— begin Data for this task —

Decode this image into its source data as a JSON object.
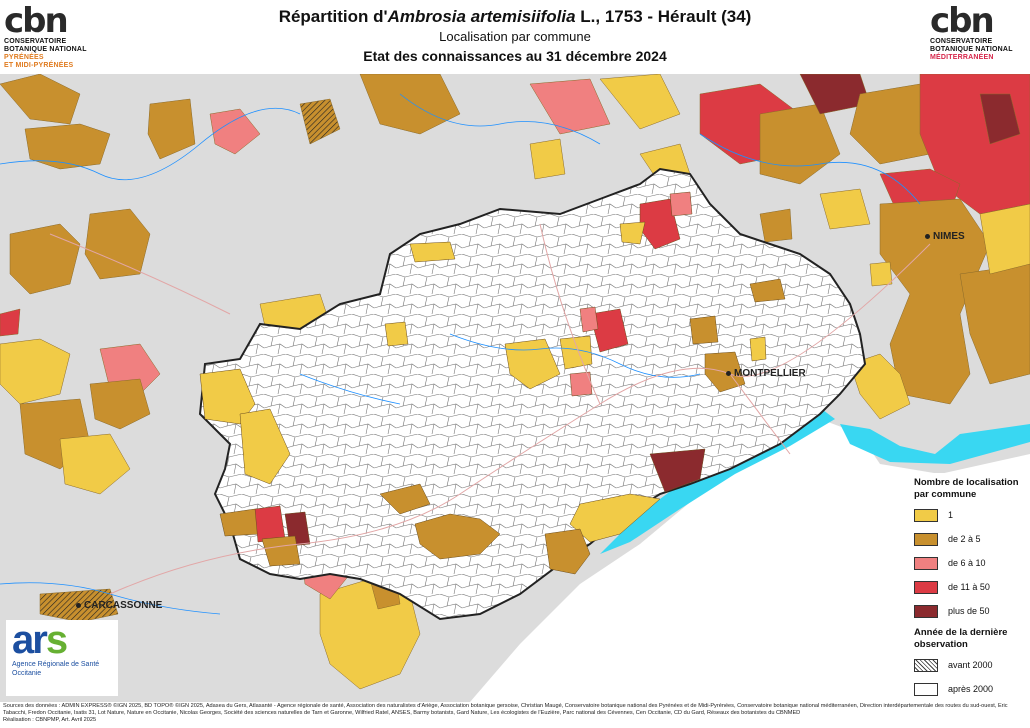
{
  "header": {
    "title_prefix": "Répartition d'",
    "title_taxon": "Ambrosia artemisiifolia",
    "title_suffix": " L., 1753 - Hérault (34)",
    "subtitle": "Localisation par commune",
    "date_line": "Etat des connaissances au 31 décembre 2024"
  },
  "logos": {
    "left": {
      "mark": "cbn",
      "line1": "CONSERVATOIRE",
      "line2": "BOTANIQUE NATIONAL",
      "line3": "PYRÉNÉES",
      "line4": "ET MIDI-PYRÉNÉES"
    },
    "right": {
      "mark": "cbn",
      "line1": "CONSERVATOIRE",
      "line2": "BOTANIQUE NATIONAL",
      "line3": "MÉDITERRANÉEN"
    },
    "ars": {
      "mark_a": "ar",
      "mark_b": "s",
      "line1": "Agence Régionale de Santé",
      "line2": "Occitanie"
    }
  },
  "cities": {
    "nimes": "NIMES",
    "montpellier": "MONTPELLIER",
    "carcassonne": "CARCASSONNE"
  },
  "legend": {
    "heading": "Nombre de localisation par commune",
    "classes": [
      {
        "label": "1",
        "color": "#f1cb47"
      },
      {
        "label": "de 2 à 5",
        "color": "#c8902e"
      },
      {
        "label": "de 6 à 10",
        "color": "#f08080"
      },
      {
        "label": "de 11 à 50",
        "color": "#dc3b44"
      },
      {
        "label": "plus de 50",
        "color": "#8b2a2e"
      }
    ],
    "year_heading": "Année de la dernière observation",
    "years": [
      {
        "label": "avant 2000"
      },
      {
        "label": "après 2000"
      }
    ]
  },
  "colors": {
    "sea": "#ffffff",
    "lagoon": "#39d7f2",
    "land": "#dcdcdc",
    "herault": "#ffffff"
  },
  "footer": {
    "sources": "Sources des données : ADMIN EXPRESS® ©IGN 2025, BD TOPO® ©IGN 2025, Adasea du Gers, Atlasanté - Agence régionale de santé, Association des naturalistes d'Ariège, Association botanique gersoise, Christian Maugé, Conservatoire botanique national des Pyrénées et de Midi-Pyrénées, Conservatoire botanique national méditerranéen, Direction interdépartementale des routes du sud-ouest, Eric Tabacchi, Fredon Occitanie, Isatis 31, Lot Nature, Nature en Occitanie, Nicolas Georges, Société des sciences naturelles de Tarn et Garonne, Wilfried Ratel, ANSES, Barmy botanists, Gard Nature, Les écologistes de l'Euzière, Parc national des Cévennes, Cen Occitanie, CD du Gard, Réseaux des botanistes du CBNMED",
    "realisation": "Réalisation : CBNPMP, Art. Avril 2025"
  }
}
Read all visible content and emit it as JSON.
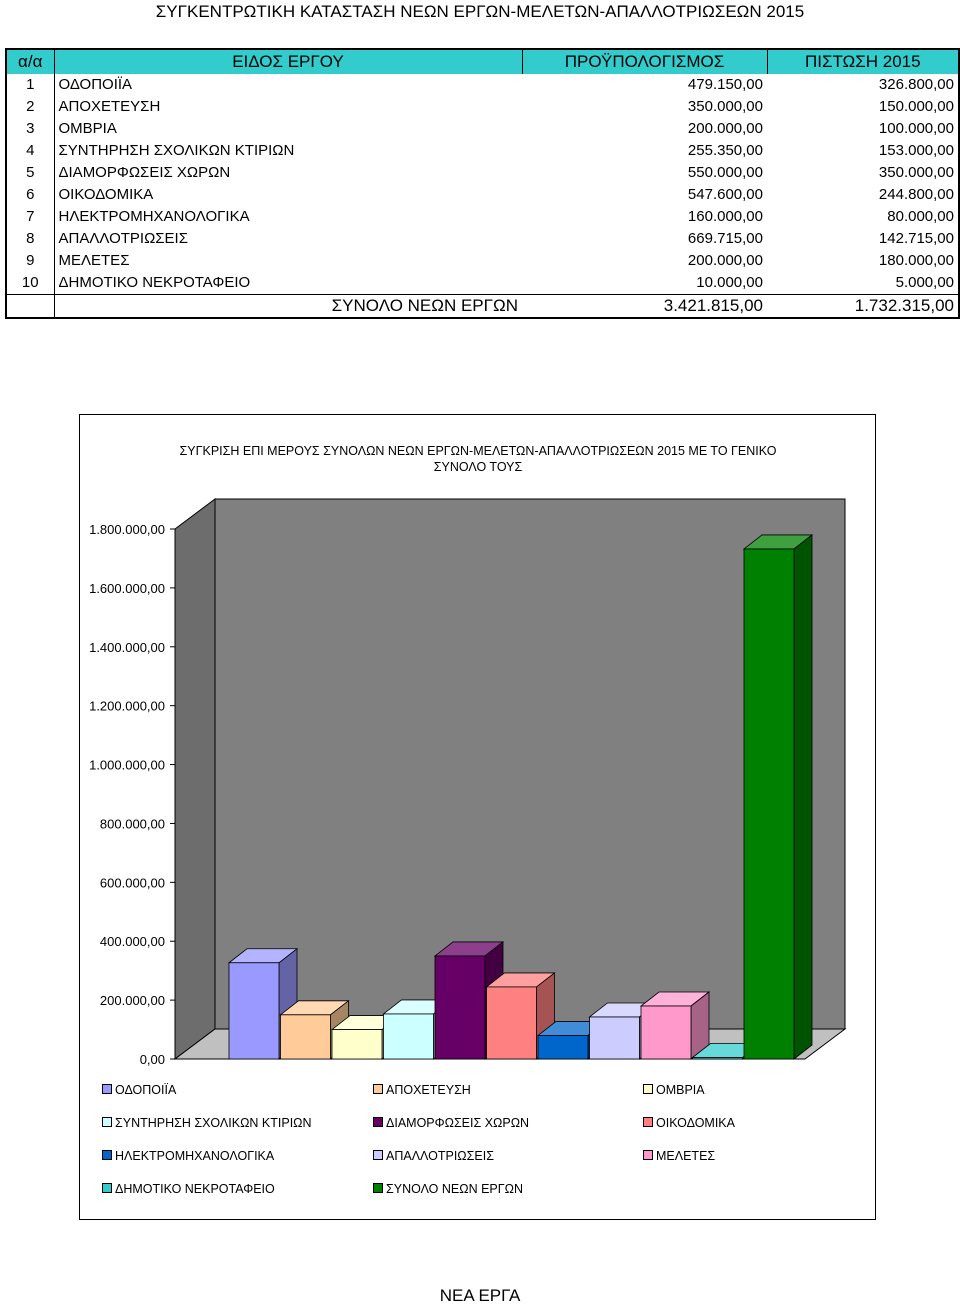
{
  "title": "ΣΥΓΚΕΝΤΡΩΤΙΚΗ ΚΑΤΑΣΤΑΣΗ ΝΕΩΝ ΕΡΓΩΝ-ΜΕΛΕΤΩΝ-ΑΠΑΛΛΟΤΡΙΩΣΕΩΝ 2015",
  "table": {
    "headers": [
      "α/α",
      "ΕΙΔΟΣ ΕΡΓΟΥ",
      "ΠΡΟΫΠΟΛΟΓΙΣΜΟΣ",
      "ΠΙΣΤΩΣΗ 2015"
    ],
    "rows": [
      {
        "idx": "1",
        "name": "ΟΔΟΠΟΙΪΑ",
        "budget": "479.150,00",
        "credit": "326.800,00"
      },
      {
        "idx": "2",
        "name": "ΑΠΟΧΕΤΕΥΣΗ",
        "budget": "350.000,00",
        "credit": "150.000,00"
      },
      {
        "idx": "3",
        "name": "ΟΜΒΡΙΑ",
        "budget": "200.000,00",
        "credit": "100.000,00"
      },
      {
        "idx": "4",
        "name": "ΣΥΝΤΗΡΗΣΗ ΣΧΟΛΙΚΩΝ ΚΤΙΡΙΩΝ",
        "budget": "255.350,00",
        "credit": "153.000,00"
      },
      {
        "idx": "5",
        "name": "ΔΙΑΜΟΡΦΩΣΕΙΣ ΧΩΡΩΝ",
        "budget": "550.000,00",
        "credit": "350.000,00"
      },
      {
        "idx": "6",
        "name": "ΟΙΚΟΔΟΜΙΚΑ",
        "budget": "547.600,00",
        "credit": "244.800,00"
      },
      {
        "idx": "7",
        "name": "ΗΛΕΚΤΡΟΜΗΧΑΝΟΛΟΓΙΚΑ",
        "budget": "160.000,00",
        "credit": "80.000,00"
      },
      {
        "idx": "8",
        "name": "ΑΠΑΛΛΟΤΡΙΩΣΕΙΣ",
        "budget": "669.715,00",
        "credit": "142.715,00"
      },
      {
        "idx": "9",
        "name": "ΜΕΛΕΤΕΣ",
        "budget": "200.000,00",
        "credit": "180.000,00"
      },
      {
        "idx": "10",
        "name": "ΔΗΜΟΤΙΚΟ ΝΕΚΡΟΤΑΦΕΙΟ",
        "budget": "10.000,00",
        "credit": "5.000,00"
      }
    ],
    "total": {
      "label": "ΣΥΝΟΛΟ ΝΕΩΝ ΕΡΓΩΝ",
      "budget": "3.421.815,00",
      "credit": "1.732.315,00"
    },
    "header_color": "#33cccc"
  },
  "chart_data": {
    "type": "bar",
    "title": "ΣΥΓΚΡΙΣΗ ΕΠΙ ΜΕΡΟΥΣ ΣΥΝΟΛΩΝ ΝΕΩΝ ΕΡΓΩΝ-ΜΕΛΕΤΩΝ-ΑΠΑΛΛΟΤΡΙΩΣΕΩΝ 2015 ΜΕ ΤΟ ΓΕΝΙΚΟ ΣΥΝΟΛΟ ΤΟΥΣ",
    "style": "3d-columns",
    "ylim": [
      0,
      1800000
    ],
    "yticks": [
      "0,00",
      "200.000,00",
      "400.000,00",
      "600.000,00",
      "800.000,00",
      "1.000.000,00",
      "1.200.000,00",
      "1.400.000,00",
      "1.600.000,00",
      "1.800.000,00"
    ],
    "grid": false,
    "legend_position": "bottom",
    "series": [
      {
        "name": "ΟΔΟΠΟΙΪΑ",
        "value": 326800,
        "color": "#9999ff"
      },
      {
        "name": "ΑΠΟΧΕΤΕΥΣΗ",
        "value": 150000,
        "color": "#ffcc99"
      },
      {
        "name": "ΟΜΒΡΙΑ",
        "value": 100000,
        "color": "#ffffcc"
      },
      {
        "name": "ΣΥΝΤΗΡΗΣΗ ΣΧΟΛΙΚΩΝ ΚΤΙΡΙΩΝ",
        "value": 153000,
        "color": "#ccffff"
      },
      {
        "name": "ΔΙΑΜΟΡΦΩΣΕΙΣ ΧΩΡΩΝ",
        "value": 350000,
        "color": "#660066"
      },
      {
        "name": "ΟΙΚΟΔΟΜΙΚΑ",
        "value": 244800,
        "color": "#ff8080"
      },
      {
        "name": "ΗΛΕΚΤΡΟΜΗΧΑΝΟΛΟΓΙΚΑ",
        "value": 80000,
        "color": "#0066cc"
      },
      {
        "name": "ΑΠΑΛΛΟΤΡΙΩΣΕΙΣ",
        "value": 142715,
        "color": "#ccccff"
      },
      {
        "name": "ΜΕΛΕΤΕΣ",
        "value": 180000,
        "color": "#ff99cc"
      },
      {
        "name": "ΔΗΜΟΤΙΚΟ ΝΕΚΡΟΤΑΦΕΙΟ",
        "value": 5000,
        "color": "#33cccc"
      },
      {
        "name": "ΣΥΝΟΛΟ ΝΕΩΝ ΕΡΓΩΝ",
        "value": 1732315,
        "color": "#008000"
      }
    ],
    "wall_color": "#808080",
    "floor_color": "#c0c0c0"
  },
  "footer": "ΝΕΑ ΕΡΓΑ"
}
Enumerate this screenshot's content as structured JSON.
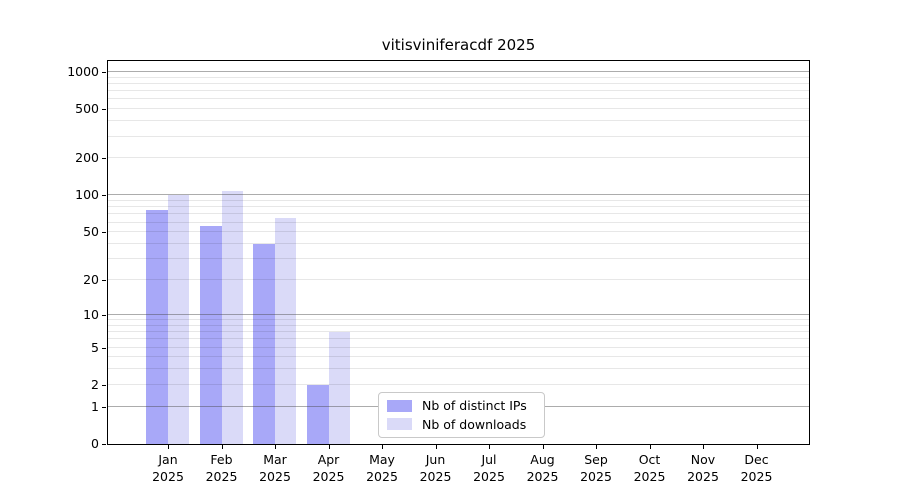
{
  "chart": {
    "title": "vitisviniferacdf 2025",
    "legend": {
      "items": [
        {
          "label": "Nb of distinct IPs",
          "color": "#a8a8f8"
        },
        {
          "label": "Nb of downloads",
          "color": "#dadaf8"
        }
      ]
    },
    "y_axis": {
      "tick_labels": [
        "1000",
        "500",
        "200",
        "100",
        "50",
        "20",
        "10",
        "5",
        "2",
        "1",
        "0"
      ]
    },
    "x_axis": {
      "months": [
        "Jan",
        "Feb",
        "Mar",
        "Apr",
        "May",
        "Jun",
        "Jul",
        "Aug",
        "Sep",
        "Oct",
        "Nov",
        "Dec"
      ],
      "year": "2025"
    }
  },
  "chart_data": {
    "type": "bar",
    "title": "vitisviniferacdf 2025",
    "xlabel": "",
    "ylabel": "",
    "categories": [
      "Jan 2025",
      "Feb 2025",
      "Mar 2025",
      "Apr 2025",
      "May 2025",
      "Jun 2025",
      "Jul 2025",
      "Aug 2025",
      "Sep 2025",
      "Oct 2025",
      "Nov 2025",
      "Dec 2025"
    ],
    "series": [
      {
        "name": "Nb of distinct IPs",
        "color": "#a8a8f8",
        "values": [
          76,
          56,
          40,
          2,
          0,
          0,
          0,
          0,
          0,
          0,
          0,
          0
        ]
      },
      {
        "name": "Nb of downloads",
        "color": "#dadaf8",
        "values": [
          100,
          108,
          65,
          7,
          0,
          0,
          0,
          0,
          0,
          0,
          0,
          0
        ]
      }
    ],
    "y_scale": "log(1+x)",
    "y_ticks": [
      0,
      1,
      2,
      5,
      10,
      20,
      50,
      100,
      200,
      500,
      1000
    ],
    "y_minor_gridlines": [
      3,
      4,
      6,
      7,
      8,
      9,
      30,
      40,
      60,
      70,
      80,
      90,
      300,
      400,
      600,
      700,
      800,
      900
    ],
    "ylim": [
      0,
      1225
    ],
    "grid": true,
    "legend_position": "lower center",
    "grid_major_color": "#ababab",
    "grid_minor_color": "#e8e8e8"
  }
}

— end Data for this task —

▶ [Do this] Show each line holding the word "ΕΡΓΩΝ".

▶ [Answer to the exercise]
  "title": "ΣΥΓΚΕΝΤΡΩΤΙΚΗ ΚΑΤΑΣΤΑΣΗ ΝΕΩΝ ΕΡΓΩΝ-ΜΕΛΕΤΩΝ-ΑΠΑΛΛΟΤΡΙΩΣΕΩΝ 2015",
      "label": "ΣΥΝΟΛΟ ΝΕΩΝ ΕΡΓΩΝ",
    "title": "ΣΥΓΚΡΙΣΗ ΕΠΙ ΜΕΡΟΥΣ ΣΥΝΟΛΩΝ ΝΕΩΝ ΕΡΓΩΝ-ΜΕΛΕΤΩΝ-ΑΠΑΛΛΟΤΡΙΩΣΕΩΝ 2015 ΜΕ ΤΟ ΓΕΝΙΚΟ ΣΥΝΟΛΟ ΤΟΥΣ",
        "name": "ΣΥΝΟΛΟ ΝΕΩΝ ΕΡΓΩΝ",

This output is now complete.